_INFORMATION GIVEN_:

++++++

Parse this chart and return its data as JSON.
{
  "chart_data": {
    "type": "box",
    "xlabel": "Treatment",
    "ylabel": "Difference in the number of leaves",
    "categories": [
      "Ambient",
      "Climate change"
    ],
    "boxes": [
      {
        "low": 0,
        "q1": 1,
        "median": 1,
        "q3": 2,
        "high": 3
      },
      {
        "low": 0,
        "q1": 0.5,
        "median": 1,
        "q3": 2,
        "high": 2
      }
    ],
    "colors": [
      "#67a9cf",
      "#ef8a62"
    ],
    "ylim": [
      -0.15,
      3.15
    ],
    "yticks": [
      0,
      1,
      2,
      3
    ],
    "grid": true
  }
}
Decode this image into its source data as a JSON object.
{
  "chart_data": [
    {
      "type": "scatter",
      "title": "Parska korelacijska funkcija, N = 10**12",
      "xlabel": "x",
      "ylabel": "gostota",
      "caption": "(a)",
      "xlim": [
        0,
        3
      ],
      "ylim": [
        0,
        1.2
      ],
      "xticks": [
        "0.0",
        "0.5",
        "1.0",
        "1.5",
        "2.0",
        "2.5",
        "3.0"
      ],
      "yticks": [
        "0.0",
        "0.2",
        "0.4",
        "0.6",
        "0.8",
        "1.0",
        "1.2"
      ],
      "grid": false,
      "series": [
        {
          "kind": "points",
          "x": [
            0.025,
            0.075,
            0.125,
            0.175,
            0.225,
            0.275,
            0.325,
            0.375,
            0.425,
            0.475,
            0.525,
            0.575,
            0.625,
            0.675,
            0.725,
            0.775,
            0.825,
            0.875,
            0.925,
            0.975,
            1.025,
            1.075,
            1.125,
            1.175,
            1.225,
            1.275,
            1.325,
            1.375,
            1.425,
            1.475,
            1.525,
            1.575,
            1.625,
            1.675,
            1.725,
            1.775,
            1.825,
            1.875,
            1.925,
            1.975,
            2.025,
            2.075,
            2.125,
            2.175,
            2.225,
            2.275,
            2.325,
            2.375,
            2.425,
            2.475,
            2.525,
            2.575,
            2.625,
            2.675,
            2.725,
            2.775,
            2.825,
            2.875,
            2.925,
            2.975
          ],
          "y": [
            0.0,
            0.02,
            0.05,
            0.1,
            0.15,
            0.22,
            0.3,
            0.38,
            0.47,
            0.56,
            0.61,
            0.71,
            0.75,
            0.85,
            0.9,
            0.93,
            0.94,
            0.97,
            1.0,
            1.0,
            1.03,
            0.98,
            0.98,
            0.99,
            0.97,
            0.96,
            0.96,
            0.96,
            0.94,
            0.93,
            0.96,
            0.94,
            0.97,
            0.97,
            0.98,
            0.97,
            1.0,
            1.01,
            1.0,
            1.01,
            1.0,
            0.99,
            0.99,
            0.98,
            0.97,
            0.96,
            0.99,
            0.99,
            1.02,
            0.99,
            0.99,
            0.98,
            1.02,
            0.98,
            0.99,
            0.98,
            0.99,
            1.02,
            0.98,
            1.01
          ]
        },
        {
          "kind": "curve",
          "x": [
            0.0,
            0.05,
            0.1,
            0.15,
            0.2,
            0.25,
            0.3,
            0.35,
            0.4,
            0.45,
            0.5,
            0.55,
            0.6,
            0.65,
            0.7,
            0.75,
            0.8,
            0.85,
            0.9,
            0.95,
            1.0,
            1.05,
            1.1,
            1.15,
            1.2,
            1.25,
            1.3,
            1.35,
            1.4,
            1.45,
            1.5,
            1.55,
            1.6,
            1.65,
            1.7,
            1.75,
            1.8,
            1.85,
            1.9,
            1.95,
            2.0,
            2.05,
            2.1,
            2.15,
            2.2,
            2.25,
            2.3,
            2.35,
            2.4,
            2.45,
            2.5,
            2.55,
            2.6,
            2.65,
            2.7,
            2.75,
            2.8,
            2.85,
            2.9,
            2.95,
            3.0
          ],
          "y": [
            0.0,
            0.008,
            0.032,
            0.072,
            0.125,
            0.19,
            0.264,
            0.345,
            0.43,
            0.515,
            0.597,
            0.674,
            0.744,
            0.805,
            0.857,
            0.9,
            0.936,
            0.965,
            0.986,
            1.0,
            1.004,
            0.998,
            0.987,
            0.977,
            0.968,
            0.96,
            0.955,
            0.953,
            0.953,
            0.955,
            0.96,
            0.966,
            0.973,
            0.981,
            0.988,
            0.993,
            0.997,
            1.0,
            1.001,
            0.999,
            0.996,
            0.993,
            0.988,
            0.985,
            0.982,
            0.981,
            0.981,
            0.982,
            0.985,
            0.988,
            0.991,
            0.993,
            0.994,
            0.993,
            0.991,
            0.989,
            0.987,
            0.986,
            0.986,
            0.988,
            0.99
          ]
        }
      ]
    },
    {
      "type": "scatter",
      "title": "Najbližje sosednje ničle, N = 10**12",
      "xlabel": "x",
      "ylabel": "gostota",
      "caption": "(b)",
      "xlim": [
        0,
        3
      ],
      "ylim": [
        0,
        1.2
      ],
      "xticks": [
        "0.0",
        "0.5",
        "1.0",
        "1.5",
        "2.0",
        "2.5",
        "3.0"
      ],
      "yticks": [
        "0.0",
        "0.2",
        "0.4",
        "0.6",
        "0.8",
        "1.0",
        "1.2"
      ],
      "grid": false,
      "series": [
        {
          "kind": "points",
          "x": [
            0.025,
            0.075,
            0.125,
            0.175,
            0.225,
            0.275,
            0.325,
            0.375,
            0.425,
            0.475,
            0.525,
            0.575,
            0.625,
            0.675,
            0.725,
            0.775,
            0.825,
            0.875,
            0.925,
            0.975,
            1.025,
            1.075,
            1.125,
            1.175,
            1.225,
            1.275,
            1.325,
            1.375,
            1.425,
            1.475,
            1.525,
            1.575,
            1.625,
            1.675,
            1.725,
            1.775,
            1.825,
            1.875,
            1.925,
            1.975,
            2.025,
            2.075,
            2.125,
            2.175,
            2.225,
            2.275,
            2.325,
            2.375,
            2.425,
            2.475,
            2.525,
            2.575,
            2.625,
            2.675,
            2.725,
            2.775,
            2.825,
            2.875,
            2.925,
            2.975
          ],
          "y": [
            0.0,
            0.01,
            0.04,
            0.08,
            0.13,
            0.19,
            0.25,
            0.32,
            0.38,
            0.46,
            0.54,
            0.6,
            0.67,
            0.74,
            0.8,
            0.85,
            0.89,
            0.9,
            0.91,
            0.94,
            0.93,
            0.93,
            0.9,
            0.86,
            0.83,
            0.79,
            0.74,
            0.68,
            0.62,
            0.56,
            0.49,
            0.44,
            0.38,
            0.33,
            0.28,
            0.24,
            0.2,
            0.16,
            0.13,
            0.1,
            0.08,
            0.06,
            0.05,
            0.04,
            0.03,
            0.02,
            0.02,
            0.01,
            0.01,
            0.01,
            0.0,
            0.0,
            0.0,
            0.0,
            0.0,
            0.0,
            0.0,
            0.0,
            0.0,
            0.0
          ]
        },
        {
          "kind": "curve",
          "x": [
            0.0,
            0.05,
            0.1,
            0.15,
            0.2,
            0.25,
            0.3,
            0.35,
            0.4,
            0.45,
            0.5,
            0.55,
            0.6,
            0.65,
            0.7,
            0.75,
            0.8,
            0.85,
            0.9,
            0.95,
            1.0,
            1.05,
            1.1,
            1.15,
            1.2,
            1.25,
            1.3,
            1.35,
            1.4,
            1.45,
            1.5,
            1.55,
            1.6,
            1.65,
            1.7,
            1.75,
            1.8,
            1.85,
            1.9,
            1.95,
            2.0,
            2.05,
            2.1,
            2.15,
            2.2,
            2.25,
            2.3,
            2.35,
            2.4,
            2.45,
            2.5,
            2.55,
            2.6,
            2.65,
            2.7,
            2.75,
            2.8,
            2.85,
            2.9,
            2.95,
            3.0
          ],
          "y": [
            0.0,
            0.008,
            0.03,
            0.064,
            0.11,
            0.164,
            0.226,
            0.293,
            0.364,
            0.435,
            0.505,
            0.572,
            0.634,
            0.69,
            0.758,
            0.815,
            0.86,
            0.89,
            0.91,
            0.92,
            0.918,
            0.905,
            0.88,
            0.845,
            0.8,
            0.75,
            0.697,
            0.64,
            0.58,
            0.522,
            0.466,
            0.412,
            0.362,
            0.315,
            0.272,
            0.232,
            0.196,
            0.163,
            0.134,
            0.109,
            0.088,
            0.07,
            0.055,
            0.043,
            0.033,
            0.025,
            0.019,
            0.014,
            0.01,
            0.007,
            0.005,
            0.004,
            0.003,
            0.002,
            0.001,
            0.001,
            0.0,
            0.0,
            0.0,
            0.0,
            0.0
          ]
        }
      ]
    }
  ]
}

++++++

Copy out all lines above that include the string "JSON".

_COMPLETE ANSWER_:
Parse this chart and return its data as JSON.
Decode this image into its source data as a JSON object.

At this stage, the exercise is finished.